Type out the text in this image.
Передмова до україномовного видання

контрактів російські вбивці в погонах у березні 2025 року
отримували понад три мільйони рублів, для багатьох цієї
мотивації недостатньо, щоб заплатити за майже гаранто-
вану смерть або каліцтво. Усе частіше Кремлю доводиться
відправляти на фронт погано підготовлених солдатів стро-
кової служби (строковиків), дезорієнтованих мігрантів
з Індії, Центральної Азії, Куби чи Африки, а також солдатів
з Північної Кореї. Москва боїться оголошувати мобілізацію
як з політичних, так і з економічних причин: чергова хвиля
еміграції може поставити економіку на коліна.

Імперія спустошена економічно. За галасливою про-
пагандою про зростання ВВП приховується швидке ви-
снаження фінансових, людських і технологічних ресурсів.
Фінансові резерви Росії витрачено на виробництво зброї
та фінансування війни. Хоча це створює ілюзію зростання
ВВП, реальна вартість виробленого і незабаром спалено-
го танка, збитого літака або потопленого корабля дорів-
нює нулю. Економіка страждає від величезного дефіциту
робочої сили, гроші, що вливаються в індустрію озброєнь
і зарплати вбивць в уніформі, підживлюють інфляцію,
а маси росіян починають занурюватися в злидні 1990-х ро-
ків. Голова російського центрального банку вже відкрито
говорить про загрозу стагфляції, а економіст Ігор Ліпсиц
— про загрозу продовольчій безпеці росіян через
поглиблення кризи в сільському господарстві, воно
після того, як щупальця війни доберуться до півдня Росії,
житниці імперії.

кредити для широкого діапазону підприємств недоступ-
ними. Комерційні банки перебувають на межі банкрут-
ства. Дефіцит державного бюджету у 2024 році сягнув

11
==================================================
The entries above must be returned in full, exactly as shown.

### Output of the task
Type out the text in this image.
Передмова до україномовного видання

контрактів російські вбивці в погонах у березні 2025 року
отримували понад три мільйони рублів, для багатьох цієї
мотивації недостатньо, щоб заплатити за майже гаранто-
вану смерть або каліцтво. Усе частіше Кремлю доводиться
відправляти на фронт погано підготовлених солдатів стро-
кової служби (строковиків), дезорієнтованих мігрантів
з Індії, Центральної Азії, Куби чи Африки, а також солдатів
з Північної Кореї. Москва боїться оголошувати мобілізацію
як з політичних, так і з економічних причин: чергова хвиля
еміграції може поставити економіку на коліна.

Імперія спустошена економічно. За галасливою про-
пагандою про зростання ВВП приховується швидке ви-
снаження фінансових, людських і технологічних ресурсів.
Фінансові резерви Росії витрачено на виробництво зброї
та фінансування війни. Хоча це створює ілюзію зростання
ВВП, реальна вартість виробленого і незабаром спалено-
го танка, збитого літака або потопленого корабля дорів-
нює нулю. Економіка страждає від величезного дефіциту
робочої сили, гроші, що вливаються в індустрію озброєнь
і зарплати вбивць в уніформі, підживлюють інфляцію,
а маси росіян починають занурюватися в злидні 1990-х ро-
ків. Голова російського центрального банку вже відкрито
говорить про загрозу стагфляції, а економіст Ігор Ліпсиц
— про загрозу продовольчій безпеці росіян через
поглиблення кризи в сільському господарстві, воно
після того, як щупальця війни доберуться до півдня Росії,
житниці імперії.

кредити для широкого діапазону підприємств недоступ-
ними. Комерційні банки перебувають на межі банкрут-
ства. Дефіцит державного бюджету у 2024 році сягнув

11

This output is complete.